◆ WHAT YOU NEED TO DO: Wherever a line below holds the word "JSON", copy that line.

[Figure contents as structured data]
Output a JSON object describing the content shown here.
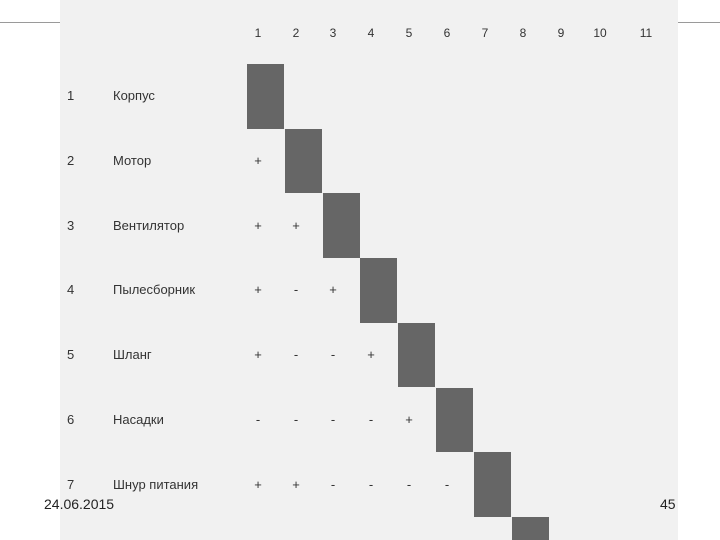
{
  "matrix": {
    "columns": [
      "1",
      "2",
      "3",
      "4",
      "5",
      "6",
      "7",
      "8",
      "9",
      "10",
      "11"
    ],
    "rows": [
      {
        "num": "1",
        "name": "Корпус",
        "marks": []
      },
      {
        "num": "2",
        "name": "Мотор",
        "marks": [
          "+"
        ]
      },
      {
        "num": "3",
        "name": "Вентилятор",
        "marks": [
          "+",
          "+"
        ]
      },
      {
        "num": "4",
        "name": "Пылесборник",
        "marks": [
          "+",
          "-",
          "+"
        ]
      },
      {
        "num": "5",
        "name": "Шланг",
        "marks": [
          "+",
          "-",
          "-",
          "+"
        ]
      },
      {
        "num": "6",
        "name": "Насадки",
        "marks": [
          "-",
          "-",
          "-",
          "-",
          "+"
        ]
      },
      {
        "num": "7",
        "name": "Шнур питания",
        "marks": [
          "+",
          "+",
          "-",
          "-",
          "-",
          "-"
        ]
      }
    ]
  },
  "footer": {
    "date": "24.06.2015",
    "page": "45"
  }
}
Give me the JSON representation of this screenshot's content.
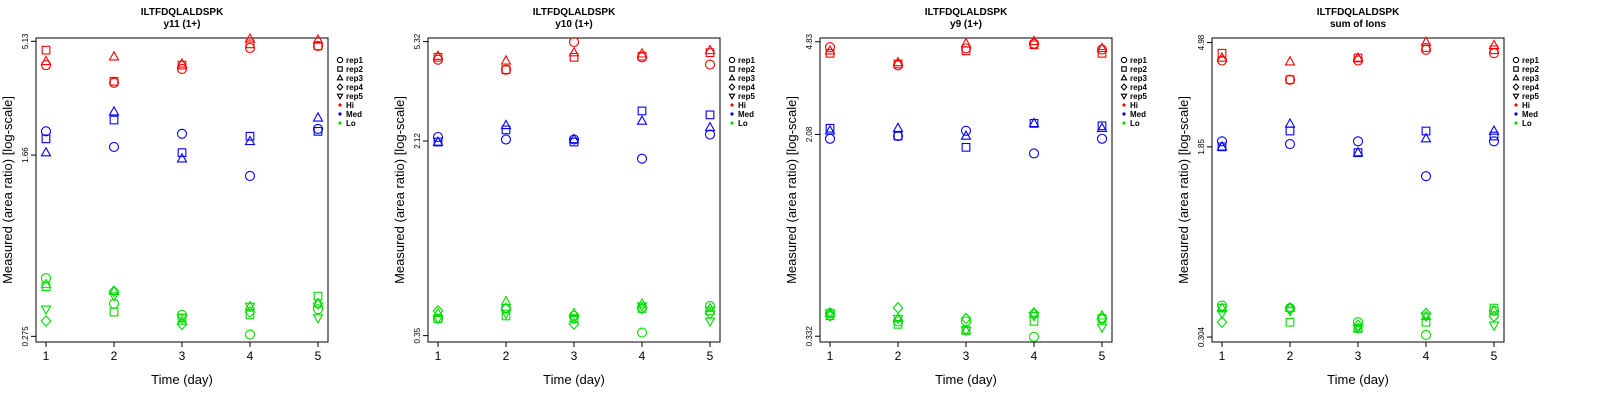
{
  "legend": {
    "reps": [
      {
        "name": "rep1",
        "shape": "circle"
      },
      {
        "name": "rep2",
        "shape": "square"
      },
      {
        "name": "rep3",
        "shape": "triangle-up"
      },
      {
        "name": "rep4",
        "shape": "diamond"
      },
      {
        "name": "rep5",
        "shape": "triangle-down"
      }
    ],
    "groups": [
      {
        "name": "Hi",
        "color": "#ff0000"
      },
      {
        "name": "Med",
        "color": "#0000ff"
      },
      {
        "name": "Lo",
        "color": "#00dd00"
      }
    ]
  },
  "chart_data": [
    {
      "type": "scatter",
      "title": "ILTFDQLALDSPK",
      "subtitle": "y11 (1+)",
      "xlabel": "Time (day)",
      "ylabel": "Measured (area ratio) [log-scale]",
      "yscale": "log",
      "x_ticks": [
        "1",
        "2",
        "3",
        "4",
        "5"
      ],
      "y_ticks": [
        0.275,
        1.66,
        5.13
      ],
      "y_tick_labels": [
        "0.275",
        "1.66",
        "5.13"
      ],
      "ylim": [
        0.26,
        5.3
      ],
      "legend_position": "right",
      "series": [
        {
          "group": "Hi",
          "rep": "rep1",
          "values": [
            4.05,
            3.4,
            3.9,
            4.8,
            4.9
          ]
        },
        {
          "group": "Hi",
          "rep": "rep2",
          "values": [
            4.7,
            3.45,
            4.05,
            5.0,
            4.9
          ]
        },
        {
          "group": "Hi",
          "rep": "rep3",
          "values": [
            4.2,
            4.4,
            4.1,
            5.25,
            5.2
          ]
        },
        {
          "group": "Med",
          "rep": "rep1",
          "values": [
            2.1,
            1.8,
            2.05,
            1.35,
            2.15
          ]
        },
        {
          "group": "Med",
          "rep": "rep2",
          "values": [
            1.95,
            2.35,
            1.7,
            2.0,
            2.1
          ]
        },
        {
          "group": "Med",
          "rep": "rep3",
          "values": [
            1.7,
            2.55,
            1.6,
            1.9,
            2.4
          ]
        },
        {
          "group": "Lo",
          "rep": "rep1",
          "values": [
            0.49,
            0.38,
            0.34,
            0.28,
            0.36
          ]
        },
        {
          "group": "Lo",
          "rep": "rep2",
          "values": [
            0.45,
            0.35,
            0.33,
            0.34,
            0.41
          ]
        },
        {
          "group": "Lo",
          "rep": "rep3",
          "values": [
            0.46,
            0.43,
            0.32,
            0.37,
            0.38
          ]
        },
        {
          "group": "Lo",
          "rep": "rep4",
          "values": [
            0.32,
            0.43,
            0.31,
            0.35,
            0.38
          ]
        },
        {
          "group": "Lo",
          "rep": "rep5",
          "values": [
            0.36,
            0.41,
            0.33,
            0.37,
            0.33
          ]
        }
      ]
    },
    {
      "type": "scatter",
      "title": "ILTFDQLALDSPK",
      "subtitle": "y10 (1+)",
      "xlabel": "Time (day)",
      "ylabel": "Measured (area ratio) [log-scale]",
      "yscale": "log",
      "x_ticks": [
        "1",
        "2",
        "3",
        "4",
        "5"
      ],
      "y_ticks": [
        0.35,
        2.12,
        5.32
      ],
      "y_tick_labels": [
        "0.35",
        "2.12",
        "5.32"
      ],
      "ylim": [
        0.33,
        5.5
      ],
      "legend_position": "right",
      "series": [
        {
          "group": "Hi",
          "rep": "rep1",
          "values": [
            4.5,
            4.1,
            5.3,
            4.6,
            4.3
          ]
        },
        {
          "group": "Hi",
          "rep": "rep2",
          "values": [
            4.6,
            4.1,
            4.6,
            4.65,
            4.8
          ]
        },
        {
          "group": "Hi",
          "rep": "rep3",
          "values": [
            4.65,
            4.45,
            4.8,
            4.75,
            4.9
          ]
        },
        {
          "group": "Med",
          "rep": "rep1",
          "values": [
            2.2,
            2.15,
            2.15,
            1.8,
            2.25
          ]
        },
        {
          "group": "Med",
          "rep": "rep2",
          "values": [
            2.1,
            2.35,
            2.1,
            2.8,
            2.7
          ]
        },
        {
          "group": "Med",
          "rep": "rep3",
          "values": [
            2.1,
            2.45,
            2.15,
            2.55,
            2.4
          ]
        },
        {
          "group": "Lo",
          "rep": "rep1",
          "values": [
            0.41,
            0.45,
            0.42,
            0.36,
            0.46
          ]
        },
        {
          "group": "Lo",
          "rep": "rep2",
          "values": [
            0.41,
            0.42,
            0.41,
            0.45,
            0.44
          ]
        },
        {
          "group": "Lo",
          "rep": "rep3",
          "values": [
            0.43,
            0.48,
            0.43,
            0.47,
            0.45
          ]
        },
        {
          "group": "Lo",
          "rep": "rep4",
          "values": [
            0.44,
            0.45,
            0.39,
            0.45,
            0.43
          ]
        },
        {
          "group": "Lo",
          "rep": "rep5",
          "values": [
            0.41,
            0.43,
            0.41,
            0.46,
            0.4
          ]
        }
      ]
    },
    {
      "type": "scatter",
      "title": "ILTFDQLALDSPK",
      "subtitle": "y9 (1+)",
      "xlabel": "Time (day)",
      "ylabel": "Measured (area ratio) [log-scale]",
      "yscale": "log",
      "x_ticks": [
        "1",
        "2",
        "3",
        "4",
        "5"
      ],
      "y_ticks": [
        0.332,
        2.08,
        4.83
      ],
      "y_tick_labels": [
        "0.332",
        "2.08",
        "4.83"
      ],
      "ylim": [
        0.315,
        5.0
      ],
      "legend_position": "right",
      "series": [
        {
          "group": "Hi",
          "rep": "rep1",
          "values": [
            4.6,
            3.9,
            4.55,
            4.75,
            4.5
          ]
        },
        {
          "group": "Hi",
          "rep": "rep2",
          "values": [
            4.35,
            3.95,
            4.45,
            4.7,
            4.35
          ]
        },
        {
          "group": "Hi",
          "rep": "rep3",
          "values": [
            4.45,
            4.0,
            4.75,
            4.85,
            4.55
          ]
        },
        {
          "group": "Med",
          "rep": "rep1",
          "values": [
            2.0,
            2.05,
            2.15,
            1.75,
            2.0
          ]
        },
        {
          "group": "Med",
          "rep": "rep2",
          "values": [
            2.2,
            2.05,
            1.85,
            2.3,
            2.25
          ]
        },
        {
          "group": "Med",
          "rep": "rep3",
          "values": [
            2.15,
            2.2,
            2.05,
            2.3,
            2.2
          ]
        },
        {
          "group": "Lo",
          "rep": "rep1",
          "values": [
            0.41,
            0.38,
            0.38,
            0.33,
            0.39
          ]
        },
        {
          "group": "Lo",
          "rep": "rep2",
          "values": [
            0.4,
            0.37,
            0.35,
            0.38,
            0.39
          ]
        },
        {
          "group": "Lo",
          "rep": "rep3",
          "values": [
            0.41,
            0.39,
            0.35,
            0.41,
            0.4
          ]
        },
        {
          "group": "Lo",
          "rep": "rep4",
          "values": [
            0.4,
            0.43,
            0.39,
            0.41,
            0.39
          ]
        },
        {
          "group": "Lo",
          "rep": "rep5",
          "values": [
            0.41,
            0.39,
            0.35,
            0.4,
            0.36
          ]
        }
      ]
    },
    {
      "type": "scatter",
      "title": "ILTFDQLALDSPK",
      "subtitle": "sum of Ions",
      "xlabel": "Time (day)",
      "ylabel": "Measured (area ratio) [log-scale]",
      "yscale": "log",
      "x_ticks": [
        "1",
        "2",
        "3",
        "4",
        "5"
      ],
      "y_ticks": [
        0.304,
        1.85,
        4.98
      ],
      "y_tick_labels": [
        "0.304",
        "1.85",
        "4.98"
      ],
      "ylim": [
        0.29,
        5.2
      ],
      "legend_position": "right",
      "series": [
        {
          "group": "Hi",
          "rep": "rep1",
          "values": [
            4.2,
            3.5,
            4.2,
            4.65,
            4.5
          ]
        },
        {
          "group": "Hi",
          "rep": "rep2",
          "values": [
            4.5,
            3.5,
            4.3,
            4.75,
            4.65
          ]
        },
        {
          "group": "Hi",
          "rep": "rep3",
          "values": [
            4.3,
            4.15,
            4.3,
            5.0,
            4.85
          ]
        },
        {
          "group": "Med",
          "rep": "rep1",
          "values": [
            1.95,
            1.9,
            1.95,
            1.4,
            1.95
          ]
        },
        {
          "group": "Med",
          "rep": "rep2",
          "values": [
            1.85,
            2.15,
            1.75,
            2.15,
            2.05
          ]
        },
        {
          "group": "Med",
          "rep": "rep3",
          "values": [
            1.85,
            2.3,
            1.75,
            2.0,
            2.15
          ]
        },
        {
          "group": "Lo",
          "rep": "rep1",
          "values": [
            0.41,
            0.4,
            0.35,
            0.31,
            0.39
          ]
        },
        {
          "group": "Lo",
          "rep": "rep2",
          "values": [
            0.4,
            0.35,
            0.33,
            0.35,
            0.4
          ]
        },
        {
          "group": "Lo",
          "rep": "rep3",
          "values": [
            0.4,
            0.4,
            0.33,
            0.37,
            0.39
          ]
        },
        {
          "group": "Lo",
          "rep": "rep4",
          "values": [
            0.35,
            0.4,
            0.34,
            0.38,
            0.37
          ]
        },
        {
          "group": "Lo",
          "rep": "rep5",
          "values": [
            0.38,
            0.39,
            0.33,
            0.37,
            0.34
          ]
        }
      ]
    }
  ]
}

◆ SOLUTION FOR THIS EXERCISE:
Output a JSON object describing the content shown here.
Give me the JSON representation of this screenshot's content.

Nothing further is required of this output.